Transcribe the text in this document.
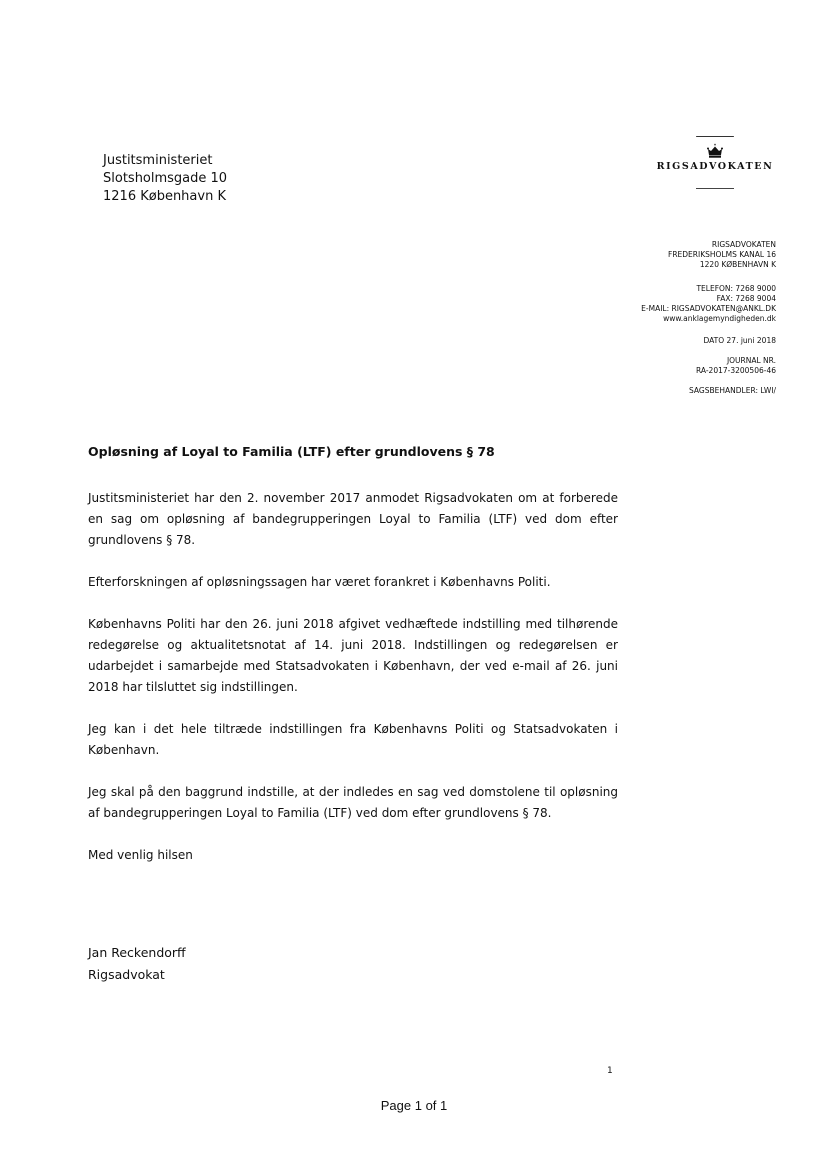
Justitsministeriet
Slotsholmsgade 10
1216 København K
RIGSADVOKATEN
RIGSADVOKATEN
FREDERIKSHOLMS KANAL 16
1220 KØBENHAVN K
TELEFON: 7268 9000
FAX: 7268 9004
E-MAIL: RIGSADVOKATEN@ANKL.DK
www.anklagemyndigheden.dk
DATO 27. juni 2018
JOURNAL NR.
RA-2017-3200506-46
SAGSBEHANDLER: LWI/
Opløsning af Loyal to Familia (LTF) efter grundlovens § 78

Justitsministeriet har den 2. november 2017 anmodet Rigsadvokaten om at forberede en sag om opløsning af bandegrupperingen Loyal to Familia (LTF) ved dom efter grundlovens § 78.

Efterforskningen af opløsningssagen har været forankret i Københavns Politi.

Københavns Politi har den 26. juni 2018 afgivet vedhæftede indstilling med tilhørende redegørelse og aktualitetsnotat af 14. juni 2018. Indstillingen og redegørelsen er udarbejdet i samarbejde med Statsadvokaten i København, der ved e-mail af 26. juni 2018 har tilsluttet sig indstillingen.

Jeg kan i det hele tiltræde indstillingen fra Københavns Politi og Statsadvokaten i København.

Jeg skal på den baggrund indstille, at der indledes en sag ved domstolene til opløsning af bandegrupperingen Loyal to Familia (LTF) ved dom efter grundlovens § 78.

Med venlig hilsen

Jan Reckendorff
Rigsadvokat
1
Page 1 of 1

========

- **Aim**: Reproduce the material in its entirety and word for word, without the pictures.

- **Written reply**:
Transcribe the text in this document.
Justitsministeriet
Slotsholmsgade 10
1216 København K
RIGSADVOKATEN
RIGSADVOKATEN
FREDERIKSHOLMS KANAL 16
1220 KØBENHAVN K
TELEFON: 7268 9000
FAX: 7268 9004
E-MAIL: RIGSADVOKATEN@ANKL.DK
www.anklagemyndigheden.dk
DATO 27. juni 2018
JOURNAL NR.
RA-2017-3200506-46
SAGSBEHANDLER: LWI/
Opløsning af Loyal to Familia (LTF) efter grundlovens § 78

Justitsministeriet har den 2. november 2017 anmodet Rigsadvokaten om at forberede en sag om opløsning af bandegrupperingen Loyal to Familia (LTF) ved dom efter grundlovens § 78.

Efterforskningen af opløsningssagen har været forankret i Københavns Politi.

Københavns Politi har den 26. juni 2018 afgivet vedhæftede indstilling med tilhørende redegørelse og aktualitetsnotat af 14. juni 2018. Indstillingen og redegørelsen er udarbejdet i samarbejde med Statsadvokaten i København, der ved e-mail af 26. juni 2018 har tilsluttet sig indstillingen.

Jeg kan i det hele tiltræde indstillingen fra Københavns Politi og Statsadvokaten i København.

Jeg skal på den baggrund indstille, at der indledes en sag ved domstolene til opløsning af bandegrupperingen Loyal to Familia (LTF) ved dom efter grundlovens § 78.

Med venlig hilsen

Jan Reckendorff
Rigsadvokat
1
Page 1 of 1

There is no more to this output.